- Set exercise
Wherever the string "View" appears, copy the whole line.

--- begin Data supplied ---

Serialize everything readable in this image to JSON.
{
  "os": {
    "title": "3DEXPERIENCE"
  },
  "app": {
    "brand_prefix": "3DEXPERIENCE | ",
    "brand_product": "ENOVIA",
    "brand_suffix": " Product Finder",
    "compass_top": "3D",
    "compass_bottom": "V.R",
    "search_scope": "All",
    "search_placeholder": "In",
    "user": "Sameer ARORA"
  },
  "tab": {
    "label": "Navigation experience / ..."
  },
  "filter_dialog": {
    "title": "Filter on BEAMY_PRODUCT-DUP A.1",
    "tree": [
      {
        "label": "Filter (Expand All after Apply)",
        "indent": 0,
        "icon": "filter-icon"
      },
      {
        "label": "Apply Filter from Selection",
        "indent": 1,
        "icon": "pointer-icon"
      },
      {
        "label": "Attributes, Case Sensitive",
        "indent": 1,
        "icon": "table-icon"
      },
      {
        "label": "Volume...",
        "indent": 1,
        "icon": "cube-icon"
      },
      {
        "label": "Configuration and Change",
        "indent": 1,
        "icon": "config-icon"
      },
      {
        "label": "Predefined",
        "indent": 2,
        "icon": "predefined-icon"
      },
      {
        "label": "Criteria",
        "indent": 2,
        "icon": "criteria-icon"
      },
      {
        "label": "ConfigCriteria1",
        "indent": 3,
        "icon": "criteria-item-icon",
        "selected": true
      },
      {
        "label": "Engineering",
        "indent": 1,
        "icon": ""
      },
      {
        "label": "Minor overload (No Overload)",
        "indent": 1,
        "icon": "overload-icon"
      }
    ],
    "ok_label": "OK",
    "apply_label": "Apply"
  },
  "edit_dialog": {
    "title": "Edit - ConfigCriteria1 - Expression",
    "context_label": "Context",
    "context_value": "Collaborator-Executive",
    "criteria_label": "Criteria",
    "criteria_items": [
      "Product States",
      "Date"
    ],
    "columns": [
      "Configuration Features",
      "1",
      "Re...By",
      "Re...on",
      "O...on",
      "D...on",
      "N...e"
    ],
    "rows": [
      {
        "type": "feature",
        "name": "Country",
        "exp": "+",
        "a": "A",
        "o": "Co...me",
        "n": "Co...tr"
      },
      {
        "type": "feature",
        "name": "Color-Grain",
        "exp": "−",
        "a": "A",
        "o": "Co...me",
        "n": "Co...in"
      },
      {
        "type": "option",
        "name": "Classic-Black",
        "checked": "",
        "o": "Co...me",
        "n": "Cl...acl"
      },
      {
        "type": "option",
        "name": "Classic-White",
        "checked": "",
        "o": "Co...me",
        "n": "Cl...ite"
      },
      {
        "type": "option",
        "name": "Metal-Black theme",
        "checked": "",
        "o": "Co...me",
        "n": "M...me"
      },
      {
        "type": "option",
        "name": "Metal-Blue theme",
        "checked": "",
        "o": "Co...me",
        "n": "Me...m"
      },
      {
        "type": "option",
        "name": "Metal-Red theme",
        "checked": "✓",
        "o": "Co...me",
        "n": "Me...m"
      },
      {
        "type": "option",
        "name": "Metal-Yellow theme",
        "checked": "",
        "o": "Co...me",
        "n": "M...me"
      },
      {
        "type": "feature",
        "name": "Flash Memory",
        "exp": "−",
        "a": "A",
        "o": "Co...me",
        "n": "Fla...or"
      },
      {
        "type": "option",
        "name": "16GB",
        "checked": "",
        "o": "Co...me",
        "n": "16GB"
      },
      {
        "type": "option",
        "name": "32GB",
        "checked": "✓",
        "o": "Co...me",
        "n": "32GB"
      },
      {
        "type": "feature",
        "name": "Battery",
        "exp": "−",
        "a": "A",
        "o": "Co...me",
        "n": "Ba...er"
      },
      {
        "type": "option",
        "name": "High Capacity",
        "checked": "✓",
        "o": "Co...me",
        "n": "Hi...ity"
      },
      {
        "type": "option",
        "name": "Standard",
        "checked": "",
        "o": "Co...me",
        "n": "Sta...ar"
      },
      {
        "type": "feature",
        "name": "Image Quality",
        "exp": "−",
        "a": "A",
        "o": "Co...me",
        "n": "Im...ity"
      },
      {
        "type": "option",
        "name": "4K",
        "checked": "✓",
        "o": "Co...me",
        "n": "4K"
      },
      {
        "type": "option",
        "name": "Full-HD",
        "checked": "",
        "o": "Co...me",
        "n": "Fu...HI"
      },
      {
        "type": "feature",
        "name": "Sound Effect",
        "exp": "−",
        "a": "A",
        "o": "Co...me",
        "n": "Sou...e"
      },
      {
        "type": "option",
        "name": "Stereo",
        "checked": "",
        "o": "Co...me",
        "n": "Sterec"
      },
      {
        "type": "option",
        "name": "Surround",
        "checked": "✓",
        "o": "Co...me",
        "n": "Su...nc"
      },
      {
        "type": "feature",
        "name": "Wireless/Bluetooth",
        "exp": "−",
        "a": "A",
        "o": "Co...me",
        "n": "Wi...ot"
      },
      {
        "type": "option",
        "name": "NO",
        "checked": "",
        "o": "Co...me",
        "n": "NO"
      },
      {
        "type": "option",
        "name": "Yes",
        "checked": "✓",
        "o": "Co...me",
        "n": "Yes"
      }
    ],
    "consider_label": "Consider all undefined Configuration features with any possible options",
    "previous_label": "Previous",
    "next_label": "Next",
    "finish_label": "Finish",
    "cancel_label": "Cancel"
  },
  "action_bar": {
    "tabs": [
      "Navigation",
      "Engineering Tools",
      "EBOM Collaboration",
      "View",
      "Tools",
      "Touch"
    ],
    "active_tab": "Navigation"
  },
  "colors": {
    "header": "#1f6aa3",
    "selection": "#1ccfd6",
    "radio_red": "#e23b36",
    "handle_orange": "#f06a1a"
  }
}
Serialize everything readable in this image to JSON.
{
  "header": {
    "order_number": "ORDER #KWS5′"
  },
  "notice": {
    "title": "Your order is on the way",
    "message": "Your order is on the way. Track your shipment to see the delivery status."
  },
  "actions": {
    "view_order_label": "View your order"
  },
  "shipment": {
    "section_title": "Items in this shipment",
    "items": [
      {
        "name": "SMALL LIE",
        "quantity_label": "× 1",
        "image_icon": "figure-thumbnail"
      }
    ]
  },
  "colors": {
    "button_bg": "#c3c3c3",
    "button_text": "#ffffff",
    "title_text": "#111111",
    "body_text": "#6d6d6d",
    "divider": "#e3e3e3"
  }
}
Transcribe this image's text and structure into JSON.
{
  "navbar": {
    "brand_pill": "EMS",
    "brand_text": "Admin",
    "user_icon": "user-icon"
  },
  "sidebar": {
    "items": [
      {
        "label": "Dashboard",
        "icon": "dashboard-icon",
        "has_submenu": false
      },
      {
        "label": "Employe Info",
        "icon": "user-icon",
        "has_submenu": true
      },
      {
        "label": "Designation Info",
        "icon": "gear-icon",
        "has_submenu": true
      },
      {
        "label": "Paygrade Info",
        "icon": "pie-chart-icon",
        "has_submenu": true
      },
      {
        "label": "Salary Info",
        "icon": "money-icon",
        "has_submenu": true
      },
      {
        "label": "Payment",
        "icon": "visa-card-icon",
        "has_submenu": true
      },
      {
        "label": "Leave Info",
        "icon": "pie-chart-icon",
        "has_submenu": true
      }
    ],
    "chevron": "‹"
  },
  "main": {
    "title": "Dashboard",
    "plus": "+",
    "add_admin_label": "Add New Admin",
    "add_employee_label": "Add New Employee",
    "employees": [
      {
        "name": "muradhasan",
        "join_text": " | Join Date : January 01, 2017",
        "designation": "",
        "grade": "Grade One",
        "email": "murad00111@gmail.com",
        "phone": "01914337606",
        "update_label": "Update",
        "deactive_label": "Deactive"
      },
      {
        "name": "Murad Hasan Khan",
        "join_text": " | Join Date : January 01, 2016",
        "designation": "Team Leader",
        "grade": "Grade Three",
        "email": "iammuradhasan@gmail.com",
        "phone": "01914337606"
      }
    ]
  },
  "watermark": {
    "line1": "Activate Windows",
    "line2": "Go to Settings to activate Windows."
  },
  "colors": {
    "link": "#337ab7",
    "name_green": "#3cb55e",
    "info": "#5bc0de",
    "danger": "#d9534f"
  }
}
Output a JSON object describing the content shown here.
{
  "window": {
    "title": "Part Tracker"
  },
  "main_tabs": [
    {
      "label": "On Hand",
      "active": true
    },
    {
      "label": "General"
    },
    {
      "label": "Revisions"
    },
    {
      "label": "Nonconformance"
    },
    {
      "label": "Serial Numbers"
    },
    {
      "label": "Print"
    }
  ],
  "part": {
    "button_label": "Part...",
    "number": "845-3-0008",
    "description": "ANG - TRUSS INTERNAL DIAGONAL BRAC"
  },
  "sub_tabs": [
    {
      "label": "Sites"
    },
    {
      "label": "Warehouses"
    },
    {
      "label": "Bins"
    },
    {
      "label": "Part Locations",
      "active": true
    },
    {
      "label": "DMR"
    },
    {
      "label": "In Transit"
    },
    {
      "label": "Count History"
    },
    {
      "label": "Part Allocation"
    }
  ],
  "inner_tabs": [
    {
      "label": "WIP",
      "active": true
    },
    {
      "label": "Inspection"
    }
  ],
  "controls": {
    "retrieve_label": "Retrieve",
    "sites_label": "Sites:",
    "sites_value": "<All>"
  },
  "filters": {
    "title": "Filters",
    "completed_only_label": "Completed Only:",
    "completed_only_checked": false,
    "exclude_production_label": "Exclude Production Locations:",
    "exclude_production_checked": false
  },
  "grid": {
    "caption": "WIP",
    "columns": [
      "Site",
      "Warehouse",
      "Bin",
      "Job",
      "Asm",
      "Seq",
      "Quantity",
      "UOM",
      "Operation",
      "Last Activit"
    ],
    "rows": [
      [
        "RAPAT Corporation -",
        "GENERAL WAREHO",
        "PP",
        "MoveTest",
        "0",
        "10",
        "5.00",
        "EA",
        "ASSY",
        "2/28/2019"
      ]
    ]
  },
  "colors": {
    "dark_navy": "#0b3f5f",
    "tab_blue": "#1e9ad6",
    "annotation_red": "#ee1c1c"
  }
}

--- end Data supplied ---

- Result of this exercise
      "View",
    "view_order_label": "View your order"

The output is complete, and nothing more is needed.